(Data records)
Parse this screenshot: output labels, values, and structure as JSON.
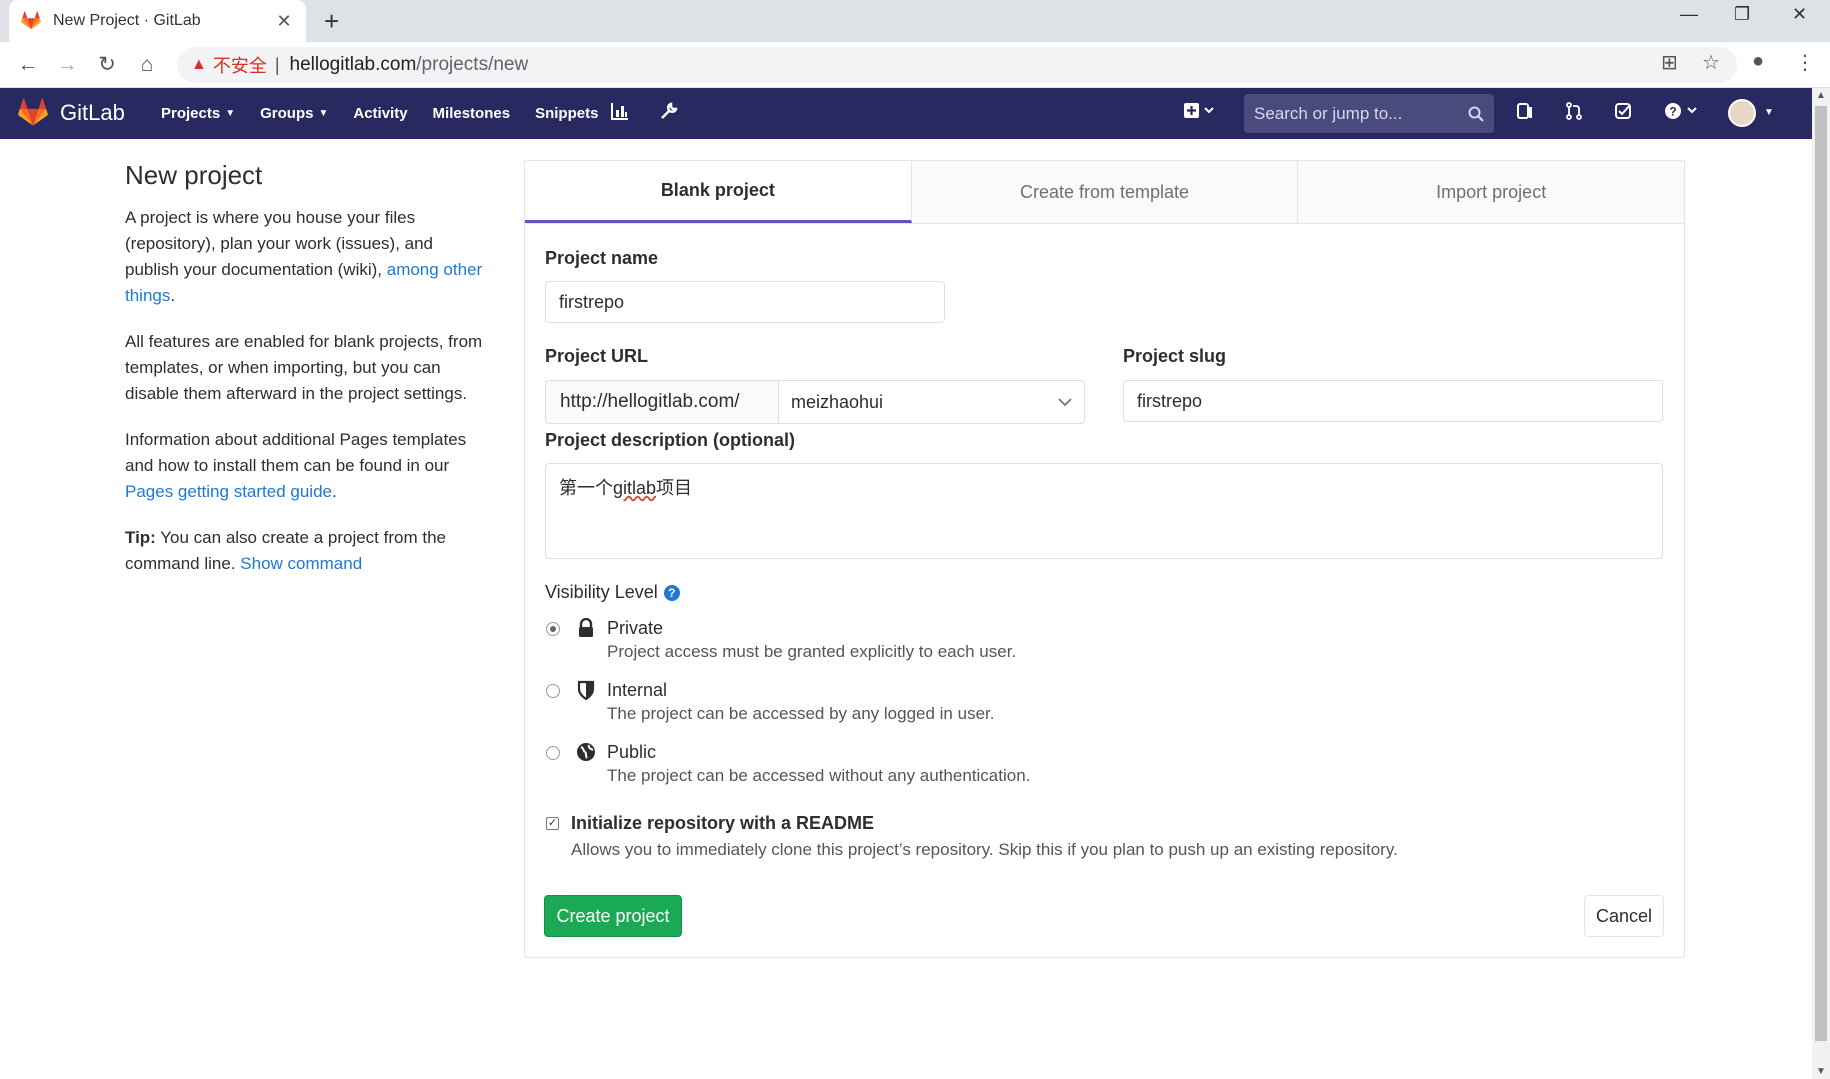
{
  "browser": {
    "tab_title": "New Project · GitLab",
    "tab_close": "✕",
    "new_tab": "+",
    "security_label": "不安全",
    "url_host": "hellogitlab.com",
    "url_path": "/projects/new"
  },
  "navbar": {
    "brand": "GitLab",
    "menu": [
      {
        "label": "Projects",
        "dropdown": true
      },
      {
        "label": "Groups",
        "dropdown": true
      },
      {
        "label": "Activity"
      },
      {
        "label": "Milestones"
      },
      {
        "label": "Snippets"
      }
    ],
    "search_placeholder": "Search or jump to..."
  },
  "sidebar": {
    "title": "New project",
    "para1_text": "A project is where you house your files (repository), plan your work (issues), and publish your documentation (wiki), ",
    "para1_link": "among other things",
    "para1_end": ".",
    "para2": "All features are enabled for blank projects, from templates, or when importing, but you can disable them afterward in the project settings.",
    "para3_text": "Information about additional Pages templates and how to install them can be found in our ",
    "para3_link": "Pages getting started guide",
    "para3_end": ".",
    "tip_label": "Tip:",
    "tip_text": " You can also create a project from the command line. ",
    "tip_link": "Show command"
  },
  "tabs": [
    "Blank project",
    "Create from template",
    "Import project"
  ],
  "form": {
    "project_name_label": "Project name",
    "project_name_value": "firstrepo",
    "project_url_label": "Project URL",
    "project_url_prefix": "http://hellogitlab.com/",
    "namespace_value": "meizhaohui",
    "project_slug_label": "Project slug",
    "project_slug_value": "firstrepo",
    "description_label": "Project description (optional)",
    "description_pre": "第一个",
    "description_mid": "gitlab",
    "description_post": "项目",
    "visibility_label": "Visibility Level",
    "visibility_help": "?",
    "visibility_options": [
      {
        "title": "Private",
        "desc": "Project access must be granted explicitly to each user.",
        "selected": true,
        "icon": "lock-icon"
      },
      {
        "title": "Internal",
        "desc": "The project can be accessed by any logged in user.",
        "selected": false,
        "icon": "shield-icon"
      },
      {
        "title": "Public",
        "desc": "The project can be accessed without any authentication.",
        "selected": false,
        "icon": "globe-icon"
      }
    ],
    "readme_label": "Initialize repository with a README",
    "readme_desc": "Allows you to immediately clone this project’s repository. Skip this if you plan to push up an existing repository.",
    "readme_checked": true,
    "create_button": "Create project",
    "cancel_button": "Cancel"
  },
  "colors": {
    "nav_bg": "#292961",
    "accent": "#6b4fbb",
    "link": "#1f78d1",
    "success": "#1aaa55",
    "warning": "#d93025"
  }
}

- _WRITTEN INSTRUCTION_
Generate a word-for-word copy of the preceding records, excluding all pictures.

- _PROBLEM SOLUTION_
Parse this screenshot: output labels, values, and structure as JSON.
{
  "browser": {
    "tab_title": "New Project · GitLab",
    "tab_close": "✕",
    "new_tab": "+",
    "security_label": "不安全",
    "url_host": "hellogitlab.com",
    "url_path": "/projects/new"
  },
  "navbar": {
    "brand": "GitLab",
    "menu": [
      {
        "label": "Projects",
        "dropdown": true
      },
      {
        "label": "Groups",
        "dropdown": true
      },
      {
        "label": "Activity"
      },
      {
        "label": "Milestones"
      },
      {
        "label": "Snippets"
      }
    ],
    "search_placeholder": "Search or jump to..."
  },
  "sidebar": {
    "title": "New project",
    "para1_text": "A project is where you house your files (repository), plan your work (issues), and publish your documentation (wiki), ",
    "para1_link": "among other things",
    "para1_end": ".",
    "para2": "All features are enabled for blank projects, from templates, or when importing, but you can disable them afterward in the project settings.",
    "para3_text": "Information about additional Pages templates and how to install them can be found in our ",
    "para3_link": "Pages getting started guide",
    "para3_end": ".",
    "tip_label": "Tip:",
    "tip_text": " You can also create a project from the command line. ",
    "tip_link": "Show command"
  },
  "tabs": [
    "Blank project",
    "Create from template",
    "Import project"
  ],
  "form": {
    "project_name_label": "Project name",
    "project_name_value": "firstrepo",
    "project_url_label": "Project URL",
    "project_url_prefix": "http://hellogitlab.com/",
    "namespace_value": "meizhaohui",
    "project_slug_label": "Project slug",
    "project_slug_value": "firstrepo",
    "description_label": "Project description (optional)",
    "description_pre": "第一个",
    "description_mid": "gitlab",
    "description_post": "项目",
    "visibility_label": "Visibility Level",
    "visibility_help": "?",
    "visibility_options": [
      {
        "title": "Private",
        "desc": "Project access must be granted explicitly to each user.",
        "selected": true,
        "icon": "lock-icon"
      },
      {
        "title": "Internal",
        "desc": "The project can be accessed by any logged in user.",
        "selected": false,
        "icon": "shield-icon"
      },
      {
        "title": "Public",
        "desc": "The project can be accessed without any authentication.",
        "selected": false,
        "icon": "globe-icon"
      }
    ],
    "readme_label": "Initialize repository with a README",
    "readme_desc": "Allows you to immediately clone this project’s repository. Skip this if you plan to push up an existing repository.",
    "readme_checked": true,
    "create_button": "Create project",
    "cancel_button": "Cancel"
  },
  "colors": {
    "nav_bg": "#292961",
    "accent": "#6b4fbb",
    "link": "#1f78d1",
    "success": "#1aaa55",
    "warning": "#d93025"
  }
}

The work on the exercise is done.